Here are some records. Copy each one exactly.

----

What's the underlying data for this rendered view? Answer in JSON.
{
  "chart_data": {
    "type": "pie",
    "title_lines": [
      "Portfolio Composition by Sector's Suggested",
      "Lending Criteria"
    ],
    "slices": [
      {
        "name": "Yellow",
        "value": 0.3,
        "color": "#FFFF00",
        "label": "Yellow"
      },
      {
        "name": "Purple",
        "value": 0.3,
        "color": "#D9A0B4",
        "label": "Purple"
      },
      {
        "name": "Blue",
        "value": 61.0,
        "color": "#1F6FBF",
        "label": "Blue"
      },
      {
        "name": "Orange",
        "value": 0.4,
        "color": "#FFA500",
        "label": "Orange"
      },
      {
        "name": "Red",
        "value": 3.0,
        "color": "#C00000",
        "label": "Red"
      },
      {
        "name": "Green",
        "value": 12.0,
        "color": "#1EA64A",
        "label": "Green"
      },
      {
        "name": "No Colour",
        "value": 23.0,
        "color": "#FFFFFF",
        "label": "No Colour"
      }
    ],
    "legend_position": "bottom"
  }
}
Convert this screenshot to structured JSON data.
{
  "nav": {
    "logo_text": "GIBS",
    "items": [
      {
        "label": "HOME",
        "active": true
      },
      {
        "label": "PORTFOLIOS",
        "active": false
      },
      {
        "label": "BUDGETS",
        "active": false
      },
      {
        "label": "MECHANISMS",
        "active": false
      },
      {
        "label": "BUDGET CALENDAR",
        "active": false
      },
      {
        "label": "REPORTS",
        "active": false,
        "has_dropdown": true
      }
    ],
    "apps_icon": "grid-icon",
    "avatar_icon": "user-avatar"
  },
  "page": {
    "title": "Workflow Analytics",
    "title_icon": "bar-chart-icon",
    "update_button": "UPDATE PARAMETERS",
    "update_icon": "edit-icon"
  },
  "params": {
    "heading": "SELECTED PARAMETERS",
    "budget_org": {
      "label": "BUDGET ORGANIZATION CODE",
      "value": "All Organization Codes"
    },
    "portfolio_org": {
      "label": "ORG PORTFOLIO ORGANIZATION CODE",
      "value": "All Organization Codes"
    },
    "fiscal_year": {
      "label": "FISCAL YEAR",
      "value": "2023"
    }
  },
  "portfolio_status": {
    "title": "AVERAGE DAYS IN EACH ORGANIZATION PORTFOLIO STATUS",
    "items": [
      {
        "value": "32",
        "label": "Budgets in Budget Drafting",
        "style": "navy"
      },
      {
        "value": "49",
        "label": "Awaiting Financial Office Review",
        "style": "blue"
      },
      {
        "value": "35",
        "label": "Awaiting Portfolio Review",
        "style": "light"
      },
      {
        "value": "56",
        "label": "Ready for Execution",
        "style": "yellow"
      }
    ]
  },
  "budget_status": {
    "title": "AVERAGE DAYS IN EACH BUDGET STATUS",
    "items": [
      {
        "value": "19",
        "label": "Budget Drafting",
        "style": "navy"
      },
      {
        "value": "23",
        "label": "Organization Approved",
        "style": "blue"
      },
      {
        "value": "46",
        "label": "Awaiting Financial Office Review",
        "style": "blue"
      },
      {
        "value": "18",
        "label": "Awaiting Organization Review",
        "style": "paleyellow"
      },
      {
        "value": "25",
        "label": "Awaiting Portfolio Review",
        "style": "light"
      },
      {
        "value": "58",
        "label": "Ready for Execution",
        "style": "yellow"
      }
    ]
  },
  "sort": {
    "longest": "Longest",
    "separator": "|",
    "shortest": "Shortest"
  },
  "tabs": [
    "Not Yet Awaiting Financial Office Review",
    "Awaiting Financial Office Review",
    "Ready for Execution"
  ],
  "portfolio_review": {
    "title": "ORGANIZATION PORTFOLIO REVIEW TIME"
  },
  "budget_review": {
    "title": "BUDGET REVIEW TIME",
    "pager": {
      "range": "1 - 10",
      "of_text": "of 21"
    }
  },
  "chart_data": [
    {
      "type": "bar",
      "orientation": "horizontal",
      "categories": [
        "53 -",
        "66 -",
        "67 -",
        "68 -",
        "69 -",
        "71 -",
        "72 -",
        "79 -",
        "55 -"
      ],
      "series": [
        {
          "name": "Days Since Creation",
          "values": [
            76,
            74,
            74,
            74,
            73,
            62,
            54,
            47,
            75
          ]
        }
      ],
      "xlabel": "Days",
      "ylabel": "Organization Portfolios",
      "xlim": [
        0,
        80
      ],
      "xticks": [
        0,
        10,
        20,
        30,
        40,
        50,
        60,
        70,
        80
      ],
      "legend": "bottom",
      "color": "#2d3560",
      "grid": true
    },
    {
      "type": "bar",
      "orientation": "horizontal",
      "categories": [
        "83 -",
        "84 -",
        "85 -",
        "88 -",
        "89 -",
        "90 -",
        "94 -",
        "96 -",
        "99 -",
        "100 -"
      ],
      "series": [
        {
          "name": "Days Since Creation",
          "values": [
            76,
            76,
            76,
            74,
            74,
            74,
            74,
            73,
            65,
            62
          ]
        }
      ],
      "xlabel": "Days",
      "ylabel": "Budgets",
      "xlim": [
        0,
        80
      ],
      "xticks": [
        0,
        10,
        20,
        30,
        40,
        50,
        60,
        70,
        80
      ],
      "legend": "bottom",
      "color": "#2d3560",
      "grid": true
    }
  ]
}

----

§ **ANSWER TO THE PROBLEM**:
What's the underlying data for this rendered view? Answer in JSON.
{
  "chart_data": {
    "type": "pie",
    "title_lines": [
      "Portfolio Composition by Sector's Suggested",
      "Lending Criteria"
    ],
    "slices": [
      {
        "name": "Yellow",
        "value": 0.3,
        "color": "#FFFF00",
        "label": "Yellow"
      },
      {
        "name": "Purple",
        "value": 0.3,
        "color": "#D9A0B4",
        "label": "Purple"
      },
      {
        "name": "Blue",
        "value": 61.0,
        "color": "#1F6FBF",
        "label": "Blue"
      },
      {
        "name": "Orange",
        "value": 0.4,
        "color": "#FFA500",
        "label": "Orange"
      },
      {
        "name": "Red",
        "value": 3.0,
        "color": "#C00000",
        "label": "Red"
      },
      {
        "name": "Green",
        "value": 12.0,
        "color": "#1EA64A",
        "label": "Green"
      },
      {
        "name": "No Colour",
        "value": 23.0,
        "color": "#FFFFFF",
        "label": "No Colour"
      }
    ],
    "legend_position": "bottom"
  }
}
Convert this screenshot to structured JSON data.
{
  "nav": {
    "logo_text": "GIBS",
    "items": [
      {
        "label": "HOME",
        "active": true
      },
      {
        "label": "PORTFOLIOS",
        "active": false
      },
      {
        "label": "BUDGETS",
        "active": false
      },
      {
        "label": "MECHANISMS",
        "active": false
      },
      {
        "label": "BUDGET CALENDAR",
        "active": false
      },
      {
        "label": "REPORTS",
        "active": false,
        "has_dropdown": true
      }
    ],
    "apps_icon": "grid-icon",
    "avatar_icon": "user-avatar"
  },
  "page": {
    "title": "Workflow Analytics",
    "title_icon": "bar-chart-icon",
    "update_button": "UPDATE PARAMETERS",
    "update_icon": "edit-icon"
  },
  "params": {
    "heading": "SELECTED PARAMETERS",
    "budget_org": {
      "label": "BUDGET ORGANIZATION CODE",
      "value": "All Organization Codes"
    },
    "portfolio_org": {
      "label": "ORG PORTFOLIO ORGANIZATION CODE",
      "value": "All Organization Codes"
    },
    "fiscal_year": {
      "label": "FISCAL YEAR",
      "value": "2023"
    }
  },
  "portfolio_status": {
    "title": "AVERAGE DAYS IN EACH ORGANIZATION PORTFOLIO STATUS",
    "items": [
      {
        "value": "32",
        "label": "Budgets in Budget Drafting",
        "style": "navy"
      },
      {
        "value": "49",
        "label": "Awaiting Financial Office Review",
        "style": "blue"
      },
      {
        "value": "35",
        "label": "Awaiting Portfolio Review",
        "style": "light"
      },
      {
        "value": "56",
        "label": "Ready for Execution",
        "style": "yellow"
      }
    ]
  },
  "budget_status": {
    "title": "AVERAGE DAYS IN EACH BUDGET STATUS",
    "items": [
      {
        "value": "19",
        "label": "Budget Drafting",
        "style": "navy"
      },
      {
        "value": "23",
        "label": "Organization Approved",
        "style": "blue"
      },
      {
        "value": "46",
        "label": "Awaiting Financial Office Review",
        "style": "blue"
      },
      {
        "value": "18",
        "label": "Awaiting Organization Review",
        "style": "paleyellow"
      },
      {
        "value": "25",
        "label": "Awaiting Portfolio Review",
        "style": "light"
      },
      {
        "value": "58",
        "label": "Ready for Execution",
        "style": "yellow"
      }
    ]
  },
  "sort": {
    "longest": "Longest",
    "separator": "|",
    "shortest": "Shortest"
  },
  "tabs": [
    "Not Yet Awaiting Financial Office Review",
    "Awaiting Financial Office Review",
    "Ready for Execution"
  ],
  "portfolio_review": {
    "title": "ORGANIZATION PORTFOLIO REVIEW TIME"
  },
  "budget_review": {
    "title": "BUDGET REVIEW TIME",
    "pager": {
      "range": "1 - 10",
      "of_text": "of 21"
    }
  },
  "chart_data": [
    {
      "type": "bar",
      "orientation": "horizontal",
      "categories": [
        "53 -",
        "66 -",
        "67 -",
        "68 -",
        "69 -",
        "71 -",
        "72 -",
        "79 -",
        "55 -"
      ],
      "series": [
        {
          "name": "Days Since Creation",
          "values": [
            76,
            74,
            74,
            74,
            73,
            62,
            54,
            47,
            75
          ]
        }
      ],
      "xlabel": "Days",
      "ylabel": "Organization Portfolios",
      "xlim": [
        0,
        80
      ],
      "xticks": [
        0,
        10,
        20,
        30,
        40,
        50,
        60,
        70,
        80
      ],
      "legend": "bottom",
      "color": "#2d3560",
      "grid": true
    },
    {
      "type": "bar",
      "orientation": "horizontal",
      "categories": [
        "83 -",
        "84 -",
        "85 -",
        "88 -",
        "89 -",
        "90 -",
        "94 -",
        "96 -",
        "99 -",
        "100 -"
      ],
      "series": [
        {
          "name": "Days Since Creation",
          "values": [
            76,
            76,
            76,
            74,
            74,
            74,
            74,
            73,
            65,
            62
          ]
        }
      ],
      "xlabel": "Days",
      "ylabel": "Budgets",
      "xlim": [
        0,
        80
      ],
      "xticks": [
        0,
        10,
        20,
        30,
        40,
        50,
        60,
        70,
        80
      ],
      "legend": "bottom",
      "color": "#2d3560",
      "grid": true
    }
  ]
}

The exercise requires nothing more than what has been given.